====== Exercise input ======

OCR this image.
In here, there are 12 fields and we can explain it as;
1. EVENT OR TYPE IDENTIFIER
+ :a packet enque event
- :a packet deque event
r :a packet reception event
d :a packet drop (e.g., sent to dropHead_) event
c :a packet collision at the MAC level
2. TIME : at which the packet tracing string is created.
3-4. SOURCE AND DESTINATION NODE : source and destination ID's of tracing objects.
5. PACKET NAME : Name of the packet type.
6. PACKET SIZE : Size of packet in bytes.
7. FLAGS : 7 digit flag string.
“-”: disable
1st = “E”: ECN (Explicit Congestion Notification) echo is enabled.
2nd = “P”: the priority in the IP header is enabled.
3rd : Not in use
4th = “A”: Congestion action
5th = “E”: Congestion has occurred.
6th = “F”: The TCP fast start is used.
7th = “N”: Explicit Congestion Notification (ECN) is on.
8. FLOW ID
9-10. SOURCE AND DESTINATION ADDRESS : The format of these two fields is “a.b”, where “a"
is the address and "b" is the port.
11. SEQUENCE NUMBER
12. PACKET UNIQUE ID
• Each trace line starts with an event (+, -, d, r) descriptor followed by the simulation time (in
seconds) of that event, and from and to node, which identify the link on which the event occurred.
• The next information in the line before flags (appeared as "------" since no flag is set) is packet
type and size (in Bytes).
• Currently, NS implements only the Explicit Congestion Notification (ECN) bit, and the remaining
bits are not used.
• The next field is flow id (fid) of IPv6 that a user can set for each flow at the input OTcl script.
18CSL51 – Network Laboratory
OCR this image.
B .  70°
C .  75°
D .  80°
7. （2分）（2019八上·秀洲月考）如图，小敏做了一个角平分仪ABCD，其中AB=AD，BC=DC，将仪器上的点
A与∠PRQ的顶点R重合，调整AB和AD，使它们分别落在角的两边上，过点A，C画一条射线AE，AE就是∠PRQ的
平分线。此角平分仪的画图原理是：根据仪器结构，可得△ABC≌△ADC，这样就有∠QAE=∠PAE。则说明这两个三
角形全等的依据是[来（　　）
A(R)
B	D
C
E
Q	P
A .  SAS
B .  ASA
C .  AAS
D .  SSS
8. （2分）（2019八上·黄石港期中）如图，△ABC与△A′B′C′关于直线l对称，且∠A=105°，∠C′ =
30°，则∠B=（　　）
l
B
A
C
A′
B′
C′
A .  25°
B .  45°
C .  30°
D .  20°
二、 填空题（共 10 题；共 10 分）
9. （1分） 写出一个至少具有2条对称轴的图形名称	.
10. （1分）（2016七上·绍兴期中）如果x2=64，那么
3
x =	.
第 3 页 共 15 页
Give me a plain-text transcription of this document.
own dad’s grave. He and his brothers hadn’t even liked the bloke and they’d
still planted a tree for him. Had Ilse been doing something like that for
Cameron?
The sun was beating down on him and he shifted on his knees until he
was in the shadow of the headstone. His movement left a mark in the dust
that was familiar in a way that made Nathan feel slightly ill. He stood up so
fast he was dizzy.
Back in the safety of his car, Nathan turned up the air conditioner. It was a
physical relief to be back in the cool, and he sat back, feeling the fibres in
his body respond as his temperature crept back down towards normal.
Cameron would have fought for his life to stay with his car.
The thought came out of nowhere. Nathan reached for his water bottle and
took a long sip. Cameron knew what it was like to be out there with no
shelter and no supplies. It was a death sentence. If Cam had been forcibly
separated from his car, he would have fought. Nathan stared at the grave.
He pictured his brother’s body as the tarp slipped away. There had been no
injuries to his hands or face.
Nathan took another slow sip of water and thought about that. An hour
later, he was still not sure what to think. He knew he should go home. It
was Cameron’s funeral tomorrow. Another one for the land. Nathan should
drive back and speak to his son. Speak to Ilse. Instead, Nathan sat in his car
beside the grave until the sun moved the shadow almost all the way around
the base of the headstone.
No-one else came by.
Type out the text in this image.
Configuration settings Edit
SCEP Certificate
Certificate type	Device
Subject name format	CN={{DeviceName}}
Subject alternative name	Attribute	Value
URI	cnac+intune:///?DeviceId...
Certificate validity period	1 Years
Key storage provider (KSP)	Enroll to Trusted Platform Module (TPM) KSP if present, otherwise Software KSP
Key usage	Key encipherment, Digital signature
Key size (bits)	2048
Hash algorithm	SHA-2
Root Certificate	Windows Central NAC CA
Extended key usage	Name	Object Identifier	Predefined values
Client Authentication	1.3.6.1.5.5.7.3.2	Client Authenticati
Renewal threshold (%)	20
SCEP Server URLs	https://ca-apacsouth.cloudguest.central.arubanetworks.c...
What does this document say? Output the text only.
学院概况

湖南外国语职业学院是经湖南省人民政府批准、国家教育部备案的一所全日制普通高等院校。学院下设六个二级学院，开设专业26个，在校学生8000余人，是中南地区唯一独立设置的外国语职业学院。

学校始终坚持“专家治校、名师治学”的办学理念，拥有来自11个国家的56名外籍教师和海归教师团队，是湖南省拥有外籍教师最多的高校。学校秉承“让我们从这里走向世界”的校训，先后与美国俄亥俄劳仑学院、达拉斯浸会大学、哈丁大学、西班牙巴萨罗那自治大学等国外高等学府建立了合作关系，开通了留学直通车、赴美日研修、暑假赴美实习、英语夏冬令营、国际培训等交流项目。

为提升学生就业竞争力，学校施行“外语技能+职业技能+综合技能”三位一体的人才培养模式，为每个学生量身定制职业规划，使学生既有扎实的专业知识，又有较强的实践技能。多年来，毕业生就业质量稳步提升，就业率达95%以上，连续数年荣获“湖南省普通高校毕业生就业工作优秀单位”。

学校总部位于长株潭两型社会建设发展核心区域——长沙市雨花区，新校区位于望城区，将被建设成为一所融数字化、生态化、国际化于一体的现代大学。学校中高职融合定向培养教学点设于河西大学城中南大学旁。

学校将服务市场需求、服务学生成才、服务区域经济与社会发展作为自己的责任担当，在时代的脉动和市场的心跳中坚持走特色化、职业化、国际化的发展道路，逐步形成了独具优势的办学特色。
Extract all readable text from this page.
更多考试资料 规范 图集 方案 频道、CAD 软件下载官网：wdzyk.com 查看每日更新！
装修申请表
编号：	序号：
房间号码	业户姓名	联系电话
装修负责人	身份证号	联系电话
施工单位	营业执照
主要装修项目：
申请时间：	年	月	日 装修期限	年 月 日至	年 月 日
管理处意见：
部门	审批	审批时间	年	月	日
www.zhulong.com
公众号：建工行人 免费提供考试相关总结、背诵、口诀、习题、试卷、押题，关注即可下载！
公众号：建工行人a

======

▸ Objective: Reproduce the material above without altering a single character.

▸ The answer:
OCR this image.
In here, there are 12 fields and we can explain it as;
1. EVENT OR TYPE IDENTIFIER
+ :a packet enque event
- :a packet deque event
r :a packet reception event
d :a packet drop (e.g., sent to dropHead_) event
c :a packet collision at the MAC level
2. TIME : at which the packet tracing string is created.
3-4. SOURCE AND DESTINATION NODE : source and destination ID's of tracing objects.
5. PACKET NAME : Name of the packet type.
6. PACKET SIZE : Size of packet in bytes.
7. FLAGS : 7 digit flag string.
“-”: disable
1st = “E”: ECN (Explicit Congestion Notification) echo is enabled.
2nd = “P”: the priority in the IP header is enabled.
3rd : Not in use
4th = “A”: Congestion action
5th = “E”: Congestion has occurred.
6th = “F”: The TCP fast start is used.
7th = “N”: Explicit Congestion Notification (ECN) is on.
8. FLOW ID
9-10. SOURCE AND DESTINATION ADDRESS : The format of these two fields is “a.b”, where “a"
is the address and "b" is the port.
11. SEQUENCE NUMBER
12. PACKET UNIQUE ID
• Each trace line starts with an event (+, -, d, r) descriptor followed by the simulation time (in
seconds) of that event, and from and to node, which identify the link on which the event occurred.
• The next information in the line before flags (appeared as "------" since no flag is set) is packet
type and size (in Bytes).
• Currently, NS implements only the Explicit Congestion Notification (ECN) bit, and the remaining
bits are not used.
• The next field is flow id (fid) of IPv6 that a user can set for each flow at the input OTcl script.
18CSL51 – Network Laboratory
OCR this image.
B .  70°
C .  75°
D .  80°
7. （2分）（2019八上·秀洲月考）如图，小敏做了一个角平分仪ABCD，其中AB=AD，BC=DC，将仪器上的点
A与∠PRQ的顶点R重合，调整AB和AD，使它们分别落在角的两边上，过点A，C画一条射线AE，AE就是∠PRQ的
平分线。此角平分仪的画图原理是：根据仪器结构，可得△ABC≌△ADC，这样就有∠QAE=∠PAE。则说明这两个三
角形全等的依据是[来（　　）
A(R)
B	D
C
E
Q	P
A .  SAS
B .  ASA
C .  AAS
D .  SSS
8. （2分）（2019八上·黄石港期中）如图，△ABC与△A′B′C′关于直线l对称，且∠A=105°，∠C′ =
30°，则∠B=（　　）
l
B
A
C
A′
B′
C′
A .  25°
B .  45°
C .  30°
D .  20°
二、 填空题（共 10 题；共 10 分）
9. （1分） 写出一个至少具有2条对称轴的图形名称	.
10. （1分）（2016七上·绍兴期中）如果x2=64，那么
3
x =	.
第 3 页 共 15 页
Give me a plain-text transcription of this document.
own dad’s grave. He and his brothers hadn’t even liked the bloke and they’d
still planted a tree for him. Had Ilse been doing something like that for
Cameron?
The sun was beating down on him and he shifted on his knees until he
was in the shadow of the headstone. His movement left a mark in the dust
that was familiar in a way that made Nathan feel slightly ill. He stood up so
fast he was dizzy.
Back in the safety of his car, Nathan turned up the air conditioner. It was a
physical relief to be back in the cool, and he sat back, feeling the fibres in
his body respond as his temperature crept back down towards normal.
Cameron would have fought for his life to stay with his car.
The thought came out of nowhere. Nathan reached for his water bottle and
took a long sip. Cameron knew what it was like to be out there with no
shelter and no supplies. It was a death sentence. If Cam had been forcibly
separated from his car, he would have fought. Nathan stared at the grave.
He pictured his brother’s body as the tarp slipped away. There had been no
injuries to his hands or face.
Nathan took another slow sip of water and thought about that. An hour
later, he was still not sure what to think. He knew he should go home. It
was Cameron’s funeral tomorrow. Another one for the land. Nathan should
drive back and speak to his son. Speak to Ilse. Instead, Nathan sat in his car
beside the grave until the sun moved the shadow almost all the way around
the base of the headstone.
No-one else came by.
Type out the text in this image.
Configuration settings Edit
SCEP Certificate
Certificate type	Device
Subject name format	CN={{DeviceName}}
Subject alternative name	Attribute	Value
URI	cnac+intune:///?DeviceId...
Certificate validity period	1 Years
Key storage provider (KSP)	Enroll to Trusted Platform Module (TPM) KSP if present, otherwise Software KSP
Key usage	Key encipherment, Digital signature
Key size (bits)	2048
Hash algorithm	SHA-2
Root Certificate	Windows Central NAC CA
Extended key usage	Name	Object Identifier	Predefined values
Client Authentication	1.3.6.1.5.5.7.3.2	Client Authenticati
Renewal threshold (%)	20
SCEP Server URLs	https://ca-apacsouth.cloudguest.central.arubanetworks.c...
What does this document say? Output the text only.
学院概况

湖南外国语职业学院是经湖南省人民政府批准、国家教育部备案的一所全日制普通高等院校。学院下设六个二级学院，开设专业26个，在校学生8000余人，是中南地区唯一独立设置的外国语职业学院。

学校始终坚持“专家治校、名师治学”的办学理念，拥有来自11个国家的56名外籍教师和海归教师团队，是湖南省拥有外籍教师最多的高校。学校秉承“让我们从这里走向世界”的校训，先后与美国俄亥俄劳仑学院、达拉斯浸会大学、哈丁大学、西班牙巴萨罗那自治大学等国外高等学府建立了合作关系，开通了留学直通车、赴美日研修、暑假赴美实习、英语夏冬令营、国际培训等交流项目。

为提升学生就业竞争力，学校施行“外语技能+职业技能+综合技能”三位一体的人才培养模式，为每个学生量身定制职业规划，使学生既有扎实的专业知识，又有较强的实践技能。多年来，毕业生就业质量稳步提升，就业率达95%以上，连续数年荣获“湖南省普通高校毕业生就业工作优秀单位”。

学校总部位于长株潭两型社会建设发展核心区域——长沙市雨花区，新校区位于望城区，将被建设成为一所融数字化、生态化、国际化于一体的现代大学。学校中高职融合定向培养教学点设于河西大学城中南大学旁。

学校将服务市场需求、服务学生成才、服务区域经济与社会发展作为自己的责任担当，在时代的脉动和市场的心跳中坚持走特色化、职业化、国际化的发展道路，逐步形成了独具优势的办学特色。
Extract all readable text from this page.
更多考试资料 规范 图集 方案 频道、CAD 软件下载官网：wdzyk.com 查看每日更新！
装修申请表
编号：	序号：
房间号码	业户姓名	联系电话
装修负责人	身份证号	联系电话
施工单位	营业执照
主要装修项目：
申请时间：	年	月	日 装修期限	年 月 日至	年 月 日
管理处意见：
部门	审批	审批时间	年	月	日
www.zhulong.com
公众号：建工行人 免费提供考试相关总结、背诵、口诀、习题、试卷、押题，关注即可下载！
公众号：建工行人a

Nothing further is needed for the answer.